*Required task*: Please retype, character for character, the lines running from the first one through the line that contains "right-accent-bar <box>1562 0 1600 899</box>", inclusive.
━━ Supplied material ━━
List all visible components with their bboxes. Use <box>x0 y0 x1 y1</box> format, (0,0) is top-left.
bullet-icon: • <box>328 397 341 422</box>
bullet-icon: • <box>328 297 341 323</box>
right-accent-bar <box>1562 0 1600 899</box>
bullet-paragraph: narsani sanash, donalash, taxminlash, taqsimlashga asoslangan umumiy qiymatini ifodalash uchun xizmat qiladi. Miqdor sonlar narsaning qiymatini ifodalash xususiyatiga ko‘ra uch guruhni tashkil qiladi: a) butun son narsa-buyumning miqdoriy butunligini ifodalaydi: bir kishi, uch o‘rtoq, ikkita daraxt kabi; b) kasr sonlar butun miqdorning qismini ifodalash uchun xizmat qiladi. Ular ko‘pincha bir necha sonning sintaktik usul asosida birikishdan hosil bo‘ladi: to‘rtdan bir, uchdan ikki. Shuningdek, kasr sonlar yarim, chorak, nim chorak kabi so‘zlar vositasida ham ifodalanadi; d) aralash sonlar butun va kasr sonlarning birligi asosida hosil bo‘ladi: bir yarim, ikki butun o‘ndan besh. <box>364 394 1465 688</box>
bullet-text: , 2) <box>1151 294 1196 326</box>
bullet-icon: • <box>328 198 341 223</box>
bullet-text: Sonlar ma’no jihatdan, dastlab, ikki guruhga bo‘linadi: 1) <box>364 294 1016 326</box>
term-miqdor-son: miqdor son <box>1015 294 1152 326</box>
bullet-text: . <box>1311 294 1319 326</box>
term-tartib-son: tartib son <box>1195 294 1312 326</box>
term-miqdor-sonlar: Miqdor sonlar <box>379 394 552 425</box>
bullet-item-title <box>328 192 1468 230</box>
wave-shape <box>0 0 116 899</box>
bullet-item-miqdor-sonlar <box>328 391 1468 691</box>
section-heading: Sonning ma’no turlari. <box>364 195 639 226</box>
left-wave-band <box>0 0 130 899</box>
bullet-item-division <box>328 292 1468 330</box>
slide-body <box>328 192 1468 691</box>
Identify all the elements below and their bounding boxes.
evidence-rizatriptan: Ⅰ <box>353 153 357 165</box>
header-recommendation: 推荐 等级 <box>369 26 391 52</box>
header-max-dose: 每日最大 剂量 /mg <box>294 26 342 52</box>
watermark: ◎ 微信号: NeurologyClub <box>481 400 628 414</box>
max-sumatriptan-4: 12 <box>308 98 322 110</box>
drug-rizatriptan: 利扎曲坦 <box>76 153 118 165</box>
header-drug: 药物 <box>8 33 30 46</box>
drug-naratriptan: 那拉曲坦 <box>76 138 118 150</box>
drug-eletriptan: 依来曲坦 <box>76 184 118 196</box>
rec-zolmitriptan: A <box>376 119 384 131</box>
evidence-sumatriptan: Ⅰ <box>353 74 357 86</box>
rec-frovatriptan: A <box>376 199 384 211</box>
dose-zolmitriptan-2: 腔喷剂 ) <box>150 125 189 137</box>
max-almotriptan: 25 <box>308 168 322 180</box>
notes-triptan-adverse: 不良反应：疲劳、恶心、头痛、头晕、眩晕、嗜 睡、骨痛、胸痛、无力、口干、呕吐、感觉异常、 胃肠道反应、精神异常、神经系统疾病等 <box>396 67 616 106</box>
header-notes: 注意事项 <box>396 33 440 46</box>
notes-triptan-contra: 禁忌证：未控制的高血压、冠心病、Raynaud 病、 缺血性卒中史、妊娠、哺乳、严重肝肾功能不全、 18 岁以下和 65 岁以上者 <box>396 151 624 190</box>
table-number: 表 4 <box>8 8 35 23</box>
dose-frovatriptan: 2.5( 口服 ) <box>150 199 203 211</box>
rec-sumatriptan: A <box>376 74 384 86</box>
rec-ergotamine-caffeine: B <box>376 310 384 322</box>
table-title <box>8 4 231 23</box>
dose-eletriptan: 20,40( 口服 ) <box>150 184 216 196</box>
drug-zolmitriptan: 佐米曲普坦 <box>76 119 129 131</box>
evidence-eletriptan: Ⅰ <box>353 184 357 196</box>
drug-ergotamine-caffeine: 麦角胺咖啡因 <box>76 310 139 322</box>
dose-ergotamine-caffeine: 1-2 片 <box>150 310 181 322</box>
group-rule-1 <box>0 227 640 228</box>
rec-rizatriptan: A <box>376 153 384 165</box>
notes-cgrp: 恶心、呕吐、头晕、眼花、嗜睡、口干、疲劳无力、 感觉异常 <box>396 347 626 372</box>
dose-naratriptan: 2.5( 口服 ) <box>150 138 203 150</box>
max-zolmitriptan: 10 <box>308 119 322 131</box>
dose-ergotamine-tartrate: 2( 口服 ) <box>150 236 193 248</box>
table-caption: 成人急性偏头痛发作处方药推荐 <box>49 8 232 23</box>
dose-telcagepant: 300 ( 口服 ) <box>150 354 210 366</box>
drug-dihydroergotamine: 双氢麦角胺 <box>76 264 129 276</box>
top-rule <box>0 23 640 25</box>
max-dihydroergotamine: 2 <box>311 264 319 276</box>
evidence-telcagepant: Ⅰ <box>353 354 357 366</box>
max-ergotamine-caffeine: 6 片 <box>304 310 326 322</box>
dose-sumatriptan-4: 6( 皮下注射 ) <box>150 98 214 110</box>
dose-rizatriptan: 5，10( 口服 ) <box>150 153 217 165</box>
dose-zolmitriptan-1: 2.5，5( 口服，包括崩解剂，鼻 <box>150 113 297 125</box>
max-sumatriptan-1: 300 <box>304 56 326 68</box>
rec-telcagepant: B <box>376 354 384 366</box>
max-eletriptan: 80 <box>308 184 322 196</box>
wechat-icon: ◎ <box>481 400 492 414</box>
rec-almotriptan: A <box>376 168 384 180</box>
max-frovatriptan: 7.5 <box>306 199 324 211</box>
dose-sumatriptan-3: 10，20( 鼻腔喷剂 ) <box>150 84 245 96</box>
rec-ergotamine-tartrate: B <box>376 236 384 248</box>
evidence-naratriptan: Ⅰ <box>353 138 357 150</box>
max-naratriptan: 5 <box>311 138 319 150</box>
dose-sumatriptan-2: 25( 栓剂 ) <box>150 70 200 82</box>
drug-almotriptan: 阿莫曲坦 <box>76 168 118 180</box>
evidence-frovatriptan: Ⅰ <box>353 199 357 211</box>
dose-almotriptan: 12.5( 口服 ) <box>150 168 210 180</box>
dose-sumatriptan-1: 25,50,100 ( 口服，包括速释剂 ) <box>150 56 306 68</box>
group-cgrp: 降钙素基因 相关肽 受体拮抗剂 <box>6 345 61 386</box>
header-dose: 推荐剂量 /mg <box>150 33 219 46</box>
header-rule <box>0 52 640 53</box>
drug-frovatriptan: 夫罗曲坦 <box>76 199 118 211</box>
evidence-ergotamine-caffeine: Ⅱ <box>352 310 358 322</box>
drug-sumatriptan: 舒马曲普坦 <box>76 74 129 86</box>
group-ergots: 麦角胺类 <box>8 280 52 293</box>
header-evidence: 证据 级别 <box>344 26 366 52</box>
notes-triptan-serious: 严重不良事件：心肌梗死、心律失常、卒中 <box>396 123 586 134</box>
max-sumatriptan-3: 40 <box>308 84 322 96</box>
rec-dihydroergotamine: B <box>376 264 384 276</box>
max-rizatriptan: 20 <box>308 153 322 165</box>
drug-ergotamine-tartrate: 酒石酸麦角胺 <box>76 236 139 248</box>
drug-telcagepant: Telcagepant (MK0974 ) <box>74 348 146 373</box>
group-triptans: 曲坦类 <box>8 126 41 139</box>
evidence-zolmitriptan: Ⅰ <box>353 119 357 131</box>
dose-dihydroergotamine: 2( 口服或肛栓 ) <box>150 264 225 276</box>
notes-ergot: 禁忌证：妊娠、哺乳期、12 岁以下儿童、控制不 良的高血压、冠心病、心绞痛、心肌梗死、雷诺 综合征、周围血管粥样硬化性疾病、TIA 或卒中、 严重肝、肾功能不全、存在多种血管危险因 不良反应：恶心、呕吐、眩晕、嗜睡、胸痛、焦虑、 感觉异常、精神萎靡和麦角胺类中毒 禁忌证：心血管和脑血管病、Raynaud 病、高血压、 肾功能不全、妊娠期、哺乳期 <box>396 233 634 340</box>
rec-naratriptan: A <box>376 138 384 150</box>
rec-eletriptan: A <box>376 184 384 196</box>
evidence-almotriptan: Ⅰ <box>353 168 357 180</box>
━━━
*Result of the exercise*:
List all visible components with their bboxes. Use <box>x0 y0 x1 y1</box> format, (0,0) is top-left.
bullet-icon: • <box>328 397 341 422</box>
bullet-icon: • <box>328 297 341 323</box>
right-accent-bar <box>1562 0 1600 899</box>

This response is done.